• [Goal] All lines from the one with "Give me a plain-text" to the end need to be copied exactly, with nothing before them.

• [Data to process]
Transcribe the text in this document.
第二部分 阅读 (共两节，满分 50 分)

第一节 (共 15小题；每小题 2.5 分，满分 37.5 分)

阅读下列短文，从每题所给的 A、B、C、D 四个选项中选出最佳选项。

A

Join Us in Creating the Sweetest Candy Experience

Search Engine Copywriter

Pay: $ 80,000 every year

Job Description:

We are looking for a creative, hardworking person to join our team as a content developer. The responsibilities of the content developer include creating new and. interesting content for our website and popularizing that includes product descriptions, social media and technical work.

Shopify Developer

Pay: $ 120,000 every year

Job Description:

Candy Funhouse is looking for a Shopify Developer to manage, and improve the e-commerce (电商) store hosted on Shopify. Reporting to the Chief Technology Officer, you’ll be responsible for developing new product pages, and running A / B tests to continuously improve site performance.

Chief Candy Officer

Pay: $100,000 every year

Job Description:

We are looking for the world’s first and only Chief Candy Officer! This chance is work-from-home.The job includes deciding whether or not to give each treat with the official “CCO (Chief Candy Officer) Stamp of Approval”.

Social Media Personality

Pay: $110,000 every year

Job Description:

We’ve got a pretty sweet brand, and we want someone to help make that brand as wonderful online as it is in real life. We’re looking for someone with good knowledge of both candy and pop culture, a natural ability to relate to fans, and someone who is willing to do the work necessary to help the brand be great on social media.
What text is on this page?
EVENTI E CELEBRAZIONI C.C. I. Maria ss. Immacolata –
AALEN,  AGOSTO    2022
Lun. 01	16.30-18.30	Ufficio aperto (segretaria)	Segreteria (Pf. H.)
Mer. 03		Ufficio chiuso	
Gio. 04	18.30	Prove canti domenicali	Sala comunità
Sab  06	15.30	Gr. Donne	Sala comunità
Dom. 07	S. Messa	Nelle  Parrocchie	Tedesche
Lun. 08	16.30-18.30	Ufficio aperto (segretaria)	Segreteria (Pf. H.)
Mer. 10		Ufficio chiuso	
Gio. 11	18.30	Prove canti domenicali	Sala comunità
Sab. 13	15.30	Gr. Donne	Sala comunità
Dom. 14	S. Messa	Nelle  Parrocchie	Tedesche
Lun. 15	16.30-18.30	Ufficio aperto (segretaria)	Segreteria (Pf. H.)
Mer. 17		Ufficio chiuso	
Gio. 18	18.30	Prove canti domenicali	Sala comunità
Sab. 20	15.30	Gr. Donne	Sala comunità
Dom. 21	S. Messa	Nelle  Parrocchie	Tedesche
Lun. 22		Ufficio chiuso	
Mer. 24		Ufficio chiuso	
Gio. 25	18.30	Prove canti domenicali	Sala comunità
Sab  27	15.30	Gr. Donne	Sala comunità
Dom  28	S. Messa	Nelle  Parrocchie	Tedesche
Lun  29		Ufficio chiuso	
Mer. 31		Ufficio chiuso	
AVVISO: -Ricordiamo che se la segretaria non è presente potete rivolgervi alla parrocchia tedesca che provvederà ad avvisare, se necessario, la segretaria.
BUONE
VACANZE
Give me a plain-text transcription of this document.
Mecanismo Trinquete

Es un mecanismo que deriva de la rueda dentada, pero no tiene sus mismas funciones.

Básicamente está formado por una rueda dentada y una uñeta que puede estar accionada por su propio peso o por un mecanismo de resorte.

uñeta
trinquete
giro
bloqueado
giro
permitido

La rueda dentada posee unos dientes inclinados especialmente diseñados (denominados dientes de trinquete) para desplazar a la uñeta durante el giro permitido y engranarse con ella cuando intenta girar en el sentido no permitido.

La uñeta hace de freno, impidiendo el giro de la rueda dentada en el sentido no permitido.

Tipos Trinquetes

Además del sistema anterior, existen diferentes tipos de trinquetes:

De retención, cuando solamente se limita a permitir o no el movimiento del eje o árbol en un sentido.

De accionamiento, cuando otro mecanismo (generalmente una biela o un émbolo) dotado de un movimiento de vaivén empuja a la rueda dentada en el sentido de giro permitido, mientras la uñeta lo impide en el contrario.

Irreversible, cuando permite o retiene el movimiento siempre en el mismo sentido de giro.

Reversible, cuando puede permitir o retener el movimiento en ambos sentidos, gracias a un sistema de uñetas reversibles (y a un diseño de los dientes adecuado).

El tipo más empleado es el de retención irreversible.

• [Result for this exercise]
Give me a plain-text transcription of this document.
Mecanismo Trinquete

Es un mecanismo que deriva de la rueda dentada, pero no tiene sus mismas funciones.

Básicamente está formado por una rueda dentada y una uñeta que puede estar accionada por su propio peso o por un mecanismo de resorte.

uñeta
trinquete
giro
bloqueado
giro
permitido

La rueda dentada posee unos dientes inclinados especialmente diseñados (denominados dientes de trinquete) para desplazar a la uñeta durante el giro permitido y engranarse con ella cuando intenta girar en el sentido no permitido.

La uñeta hace de freno, impidiendo el giro de la rueda dentada en el sentido no permitido.

Tipos Trinquetes

Además del sistema anterior, existen diferentes tipos de trinquetes:

De retención, cuando solamente se limita a permitir o no el movimiento del eje o árbol en un sentido.

De accionamiento, cuando otro mecanismo (generalmente una biela o un émbolo) dotado de un movimiento de vaivén empuja a la rueda dentada en el sentido de giro permitido, mientras la uñeta lo impide en el contrario.

Irreversible, cuando permite o retiene el movimiento siempre en el mismo sentido de giro.

Reversible, cuando puede permitir o retener el movimiento en ambos sentidos, gracias a un sistema de uñetas reversibles (y a un diseño de los dientes adecuado).

El tipo más empleado es el de retención irreversible.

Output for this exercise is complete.